╭──

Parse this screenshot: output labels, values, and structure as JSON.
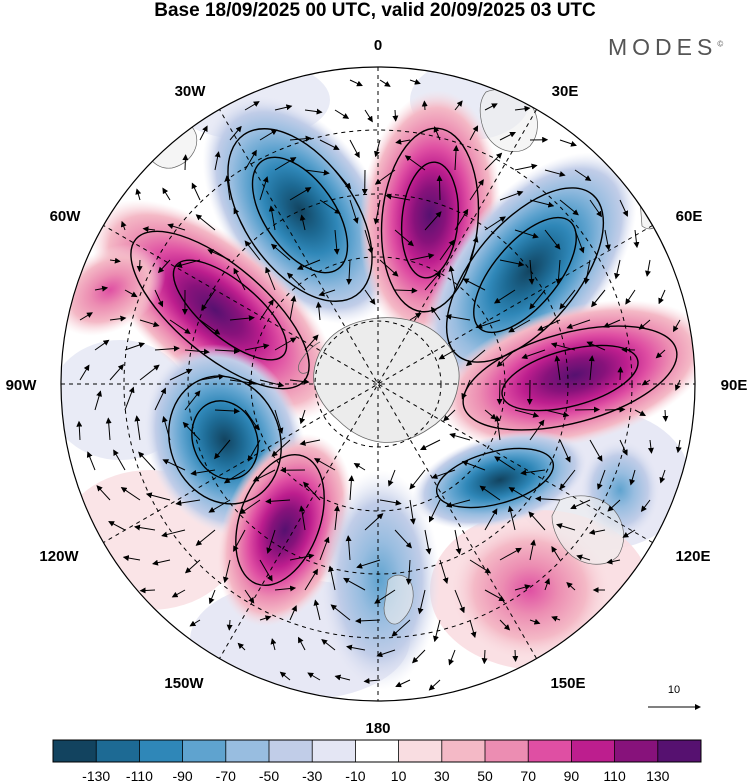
{
  "title": "Base 18/09/2025 00 UTC, valid 20/09/2025 03 UTC",
  "brand": {
    "name": "MODES",
    "mark": "©"
  },
  "map": {
    "projection": "south-polar-stereographic",
    "longitude_labels": {
      "lon_0": "0",
      "lon_30e": "30E",
      "lon_60e": "60E",
      "lon_90e": "90E",
      "lon_120e": "120E",
      "lon_150e": "150E",
      "lon_180": "180",
      "lon_150w": "150W",
      "lon_120w": "120W",
      "lon_90w": "90W",
      "lon_60w": "60W",
      "lon_30w": "30W"
    },
    "anomaly_centers": [
      {
        "lon": 10,
        "sign": "positive"
      },
      {
        "lon": -25,
        "sign": "negative"
      },
      {
        "lon": -60,
        "sign": "positive"
      },
      {
        "lon": 45,
        "sign": "negative"
      },
      {
        "lon": 90,
        "sign": "positive"
      },
      {
        "lon": -105,
        "sign": "negative"
      },
      {
        "lon": 110,
        "sign": "negative"
      },
      {
        "lon": -150,
        "sign": "positive"
      },
      {
        "lon": 180,
        "sign": "negative"
      },
      {
        "lon": 145,
        "sign": "positive"
      }
    ]
  },
  "reference_vector": {
    "label": "10"
  },
  "colorbar": {
    "ticks": [
      "-130",
      "-110",
      "-90",
      "-70",
      "-50",
      "-30",
      "-10",
      "10",
      "30",
      "50",
      "70",
      "90",
      "110",
      "130"
    ],
    "colors": [
      "#12435f",
      "#1d6a94",
      "#2f87b8",
      "#5fa3cf",
      "#98bde0",
      "#c1cde8",
      "#e4e6f4",
      "#ffffff",
      "#f9dde1",
      "#f4b9c6",
      "#ec8db2",
      "#df4fa3",
      "#bd1e8e",
      "#87127b",
      "#561170"
    ]
  }
}
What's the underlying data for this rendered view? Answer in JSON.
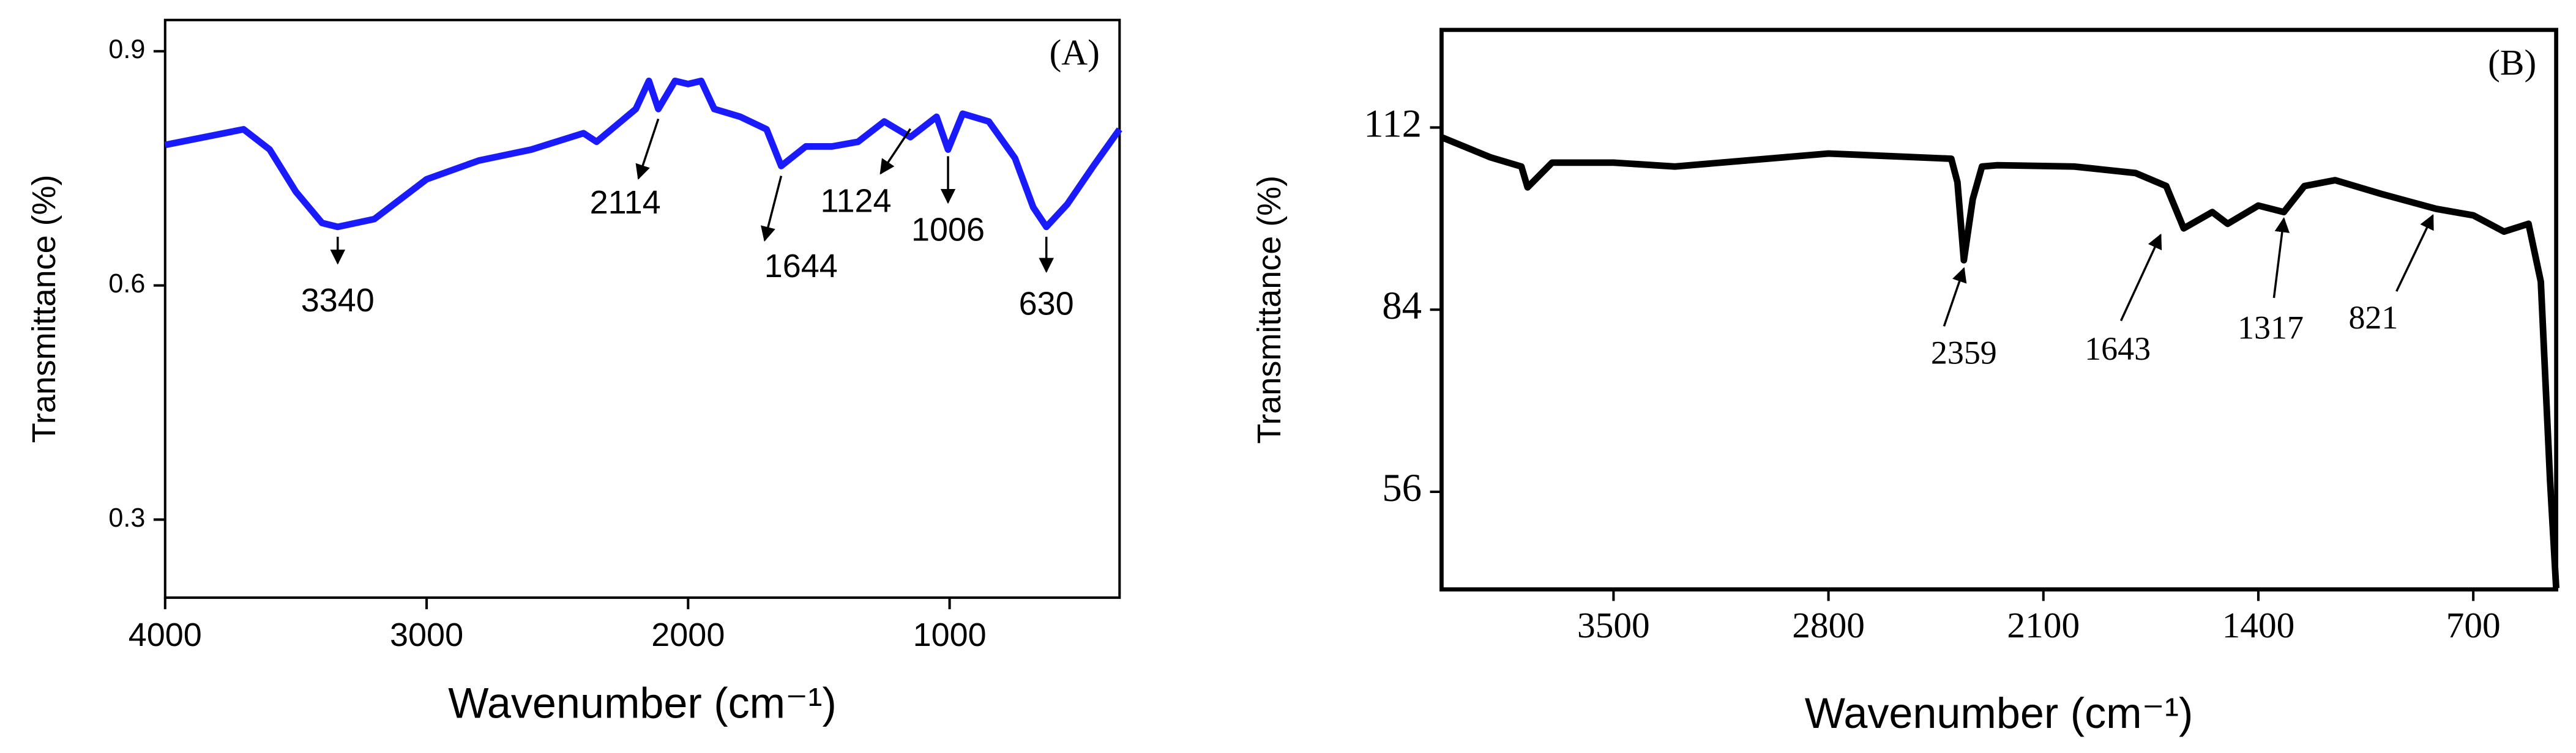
{
  "chart_data": [
    {
      "type": "line",
      "panel_label": "(A)",
      "font": "sans",
      "x_label": "Wavenumber (cm⁻¹)",
      "y_label": "Transmittance (%)",
      "xlim": [
        4000,
        350
      ],
      "ylim": [
        0.2,
        0.94
      ],
      "xticks": [
        4000,
        3000,
        2000,
        1000
      ],
      "yticks": [
        0.3,
        0.6,
        0.9
      ],
      "x": [
        4000,
        3700,
        3600,
        3500,
        3400,
        3340,
        3200,
        3000,
        2800,
        2600,
        2400,
        2350,
        2200,
        2150,
        2114,
        2050,
        2000,
        1950,
        1900,
        1800,
        1700,
        1644,
        1550,
        1450,
        1350,
        1250,
        1150,
        1050,
        1006,
        950,
        850,
        750,
        680,
        630,
        550,
        450,
        350
      ],
      "series": [
        {
          "color": "#1a1aff",
          "values": [
            0.78,
            0.8,
            0.774,
            0.72,
            0.68,
            0.675,
            0.685,
            0.736,
            0.76,
            0.774,
            0.795,
            0.784,
            0.826,
            0.862,
            0.826,
            0.862,
            0.858,
            0.862,
            0.826,
            0.816,
            0.8,
            0.753,
            0.778,
            0.778,
            0.784,
            0.81,
            0.79,
            0.816,
            0.774,
            0.82,
            0.81,
            0.763,
            0.7,
            0.675,
            0.704,
            0.753,
            0.8
          ]
        }
      ],
      "annotations": [
        {
          "text": "3340",
          "x": 3340
        },
        {
          "text": "2114",
          "x": 2114
        },
        {
          "text": "1644",
          "x": 1644
        },
        {
          "text": "1124",
          "x": 1150
        },
        {
          "text": "1006",
          "x": 1006
        },
        {
          "text": "630",
          "x": 630
        }
      ]
    },
    {
      "type": "line",
      "panel_label": "(B)",
      "font": "serif",
      "x_label": "Wavenumber (cm⁻¹)",
      "y_label": "Transmittance (%)",
      "xlim": [
        4060,
        430
      ],
      "ylim": [
        41,
        127
      ],
      "xticks": [
        3500,
        2800,
        2100,
        1400,
        700
      ],
      "yticks": [
        56,
        84,
        112
      ],
      "x": [
        4060,
        3900,
        3800,
        3780,
        3700,
        3500,
        3300,
        3000,
        2800,
        2500,
        2400,
        2380,
        2359,
        2330,
        2300,
        2250,
        2000,
        1800,
        1700,
        1643,
        1550,
        1500,
        1400,
        1317,
        1250,
        1150,
        1000,
        821,
        700,
        600,
        520,
        480,
        450,
        430
      ],
      "series": [
        {
          "color": "#000000",
          "values": [
            110.5,
            107.4,
            106,
            102.8,
            106.6,
            106.6,
            106,
            107.2,
            108,
            107.4,
            107.2,
            103.6,
            91.6,
            101,
            106,
            106.2,
            106,
            105,
            103,
            96.5,
            99,
            97.2,
            100,
            99,
            103,
            103.9,
            101.8,
            99.5,
            98.5,
            96,
            97.2,
            88.3,
            57.8,
            41.2
          ]
        }
      ],
      "annotations": [
        {
          "text": "2359",
          "x": 2359
        },
        {
          "text": "1643",
          "x": 1643
        },
        {
          "text": "1317",
          "x": 1317
        },
        {
          "text": "821",
          "x": 821
        }
      ]
    }
  ]
}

╰──

Prompt – Set the data above down again exactly as given, with no pictures.

Solution –
Parse this screenshot: output labels, values, and structure as JSON.
{
  "title": "Base 18/09/2025 00 UTC, valid 20/09/2025 03 UTC",
  "brand": {
    "name": "MODES",
    "mark": "©"
  },
  "map": {
    "projection": "south-polar-stereographic",
    "longitude_labels": {
      "lon_0": "0",
      "lon_30e": "30E",
      "lon_60e": "60E",
      "lon_90e": "90E",
      "lon_120e": "120E",
      "lon_150e": "150E",
      "lon_180": "180",
      "lon_150w": "150W",
      "lon_120w": "120W",
      "lon_90w": "90W",
      "lon_60w": "60W",
      "lon_30w": "30W"
    },
    "anomaly_centers": [
      {
        "lon": 10,
        "sign": "positive"
      },
      {
        "lon": -25,
        "sign": "negative"
      },
      {
        "lon": -60,
        "sign": "positive"
      },
      {
        "lon": 45,
        "sign": "negative"
      },
      {
        "lon": 90,
        "sign": "positive"
      },
      {
        "lon": -105,
        "sign": "negative"
      },
      {
        "lon": 110,
        "sign": "negative"
      },
      {
        "lon": -150,
        "sign": "positive"
      },
      {
        "lon": 180,
        "sign": "negative"
      },
      {
        "lon": 145,
        "sign": "positive"
      }
    ]
  },
  "reference_vector": {
    "label": "10"
  },
  "colorbar": {
    "ticks": [
      "-130",
      "-110",
      "-90",
      "-70",
      "-50",
      "-30",
      "-10",
      "10",
      "30",
      "50",
      "70",
      "90",
      "110",
      "130"
    ],
    "colors": [
      "#12435f",
      "#1d6a94",
      "#2f87b8",
      "#5fa3cf",
      "#98bde0",
      "#c1cde8",
      "#e4e6f4",
      "#ffffff",
      "#f9dde1",
      "#f4b9c6",
      "#ec8db2",
      "#df4fa3",
      "#bd1e8e",
      "#87127b",
      "#561170"
    ]
  }
}
What's the underlying data for this rendered view? Answer in JSON.
{
  "chart_data": [
    {
      "type": "line",
      "panel_label": "(A)",
      "font": "sans",
      "x_label": "Wavenumber (cm⁻¹)",
      "y_label": "Transmittance (%)",
      "xlim": [
        4000,
        350
      ],
      "ylim": [
        0.2,
        0.94
      ],
      "xticks": [
        4000,
        3000,
        2000,
        1000
      ],
      "yticks": [
        0.3,
        0.6,
        0.9
      ],
      "x": [
        4000,
        3700,
        3600,
        3500,
        3400,
        3340,
        3200,
        3000,
        2800,
        2600,
        2400,
        2350,
        2200,
        2150,
        2114,
        2050,
        2000,
        1950,
        1900,
        1800,
        1700,
        1644,
        1550,
        1450,
        1350,
        1250,
        1150,
        1050,
        1006,
        950,
        850,
        750,
        680,
        630,
        550,
        450,
        350
      ],
      "series": [
        {
          "color": "#1a1aff",
          "values": [
            0.78,
            0.8,
            0.774,
            0.72,
            0.68,
            0.675,
            0.685,
            0.736,
            0.76,
            0.774,
            0.795,
            0.784,
            0.826,
            0.862,
            0.826,
            0.862,
            0.858,
            0.862,
            0.826,
            0.816,
            0.8,
            0.753,
            0.778,
            0.778,
            0.784,
            0.81,
            0.79,
            0.816,
            0.774,
            0.82,
            0.81,
            0.763,
            0.7,
            0.675,
            0.704,
            0.753,
            0.8
          ]
        }
      ],
      "annotations": [
        {
          "text": "3340",
          "x": 3340
        },
        {
          "text": "2114",
          "x": 2114
        },
        {
          "text": "1644",
          "x": 1644
        },
        {
          "text": "1124",
          "x": 1150
        },
        {
          "text": "1006",
          "x": 1006
        },
        {
          "text": "630",
          "x": 630
        }
      ]
    },
    {
      "type": "line",
      "panel_label": "(B)",
      "font": "serif",
      "x_label": "Wavenumber (cm⁻¹)",
      "y_label": "Transmittance (%)",
      "xlim": [
        4060,
        430
      ],
      "ylim": [
        41,
        127
      ],
      "xticks": [
        3500,
        2800,
        2100,
        1400,
        700
      ],
      "yticks": [
        56,
        84,
        112
      ],
      "x": [
        4060,
        3900,
        3800,
        3780,
        3700,
        3500,
        3300,
        3000,
        2800,
        2500,
        2400,
        2380,
        2359,
        2330,
        2300,
        2250,
        2000,
        1800,
        1700,
        1643,
        1550,
        1500,
        1400,
        1317,
        1250,
        1150,
        1000,
        821,
        700,
        600,
        520,
        480,
        450,
        430
      ],
      "series": [
        {
          "color": "#000000",
          "values": [
            110.5,
            107.4,
            106,
            102.8,
            106.6,
            106.6,
            106,
            107.2,
            108,
            107.4,
            107.2,
            103.6,
            91.6,
            101,
            106,
            106.2,
            106,
            105,
            103,
            96.5,
            99,
            97.2,
            100,
            99,
            103,
            103.9,
            101.8,
            99.5,
            98.5,
            96,
            97.2,
            88.3,
            57.8,
            41.2
          ]
        }
      ],
      "annotations": [
        {
          "text": "2359",
          "x": 2359
        },
        {
          "text": "1643",
          "x": 1643
        },
        {
          "text": "1317",
          "x": 1317
        },
        {
          "text": "821",
          "x": 821
        }
      ]
    }
  ]
}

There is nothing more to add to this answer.